■ DOCUMENT
::::

RATS, RITZ, and POLITICS

 

  Just when you think this campaign can’t get any sillier, it does.

 

   The latest fooforaw has occurred over a George Bush ad that supposedly contains “subliminal messages.” The ad features  a female announcer who sounds like she has the world’s worst case of PMS talking trash about Al Gore’s prescription drug plan for the elderly.  “Under Clinton Gore, drug prices have skyrocketed,” the ad intones. (Somebody needs to get over to the Republican National Committee and let tem know that Gore’s first name is Al or Albert, not Clinton). But then the real  grim news appears: “The Gore plan will let Washington bureaucrats interfere with what the doctors prescribe.”  As opposed to the insurance company bureaucrats who do the interfering now, I suppose.

 

  The flap, however, is  not about the issue at hand, namely prescription drug coverage for the elderly. That would actually make some sense. What’s raised the lunacy level  is the claim that the ad contains a “subliminal message”. Supposedly, right before the word “bureaucrats” appears on the screen, you see a brief flash in the form of the word “RATS”.

::::

■ GIVEN MATERIAL
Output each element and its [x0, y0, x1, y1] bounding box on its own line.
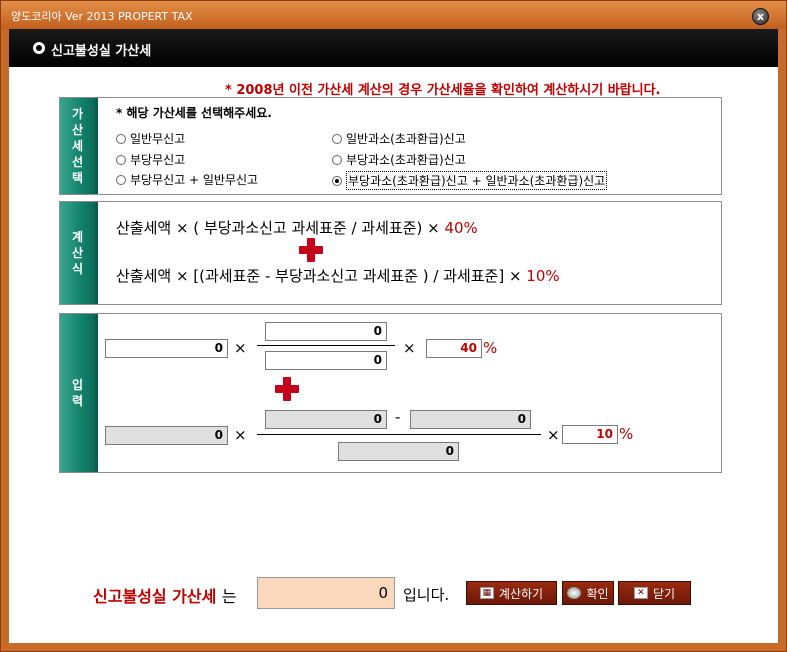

::::

■ SHORT TASK 1
Answer from the column about the Bush ad:
(a) Which plan does the ad attack?
(b) According to the column, who does the interfering with what doctors prescribe now?
(c) What word supposedly flashes on screen right before "bureaucrats"?
■ SHORT TASK 2
Extend the column about the Bush ad past its last sentence.
The listing is material separate from the column about the Bush ad.

■ EXERCISE OUTPUT 1
(a) Al Gore's prescription drug plan for the elderly.
(b) Insurance company bureaucrats.
(c) "RATS".

■ EXERCISE OUTPUT 2
   For those of you who don’t know, “subliminal advertising” was a big scare a few years ago incited by people who claimed that the evil wizards of Madison Avenue were using sophisticated mind-control techniques to influence  American consumers. The technique supposedly involved flashing messages across the screen--such as “buy this”--at a speed  quicker than the conscious mind can comprehend. The subconscious mind, however, apparently being quicker on the draw than the boring old conscious, picks up the messages and compels the viewer, zombie-like, to get up, go out, and buy the product. It was a theory that fed perfectly into the paranoia of the sixties and seventies, a theory  which reached its peak of hysteria in the work of a crackpot named Wilson Bryan Key, whose 1973 book “Subliminal Seduction” claimed that there were hidden sexual messages embedded everywhere. And I do mean everywhere, even engraved  on the lowly Ritz cracker. The idea, I suppose, being that being subconsciously reminded of sex while  looking at a Ritz  makes the cracker more appealing.

 

   I have to confess, when I first read Key’s books in college, I was mightily impressed. I spent an hour staring at a Ritz cracker to see if I could see SEX written in it.  (This is the sort of the thing you have time to do when you’re in college. It also explains why I didn’t date much.)  Sad to say, I got no sexual charge out of it at all. Same thing with Oreos. I did get a powerful erotic feeling one time out of a bag of  Chips Ahoys, but I’m pretty sure that was a fluke brought on by a severe case of the munchies. 

 

   Despite the utter lack of evidence that subliminal advertising even works, however, the Democrats, always happy for a chance to distract the easily distractible Bush,  were quick to seize on the issue, pronouncing it a “dirty trick”.   Dubbya, of course, denies that there’s any subliminal message, or as he pronounces it, “subliminable.”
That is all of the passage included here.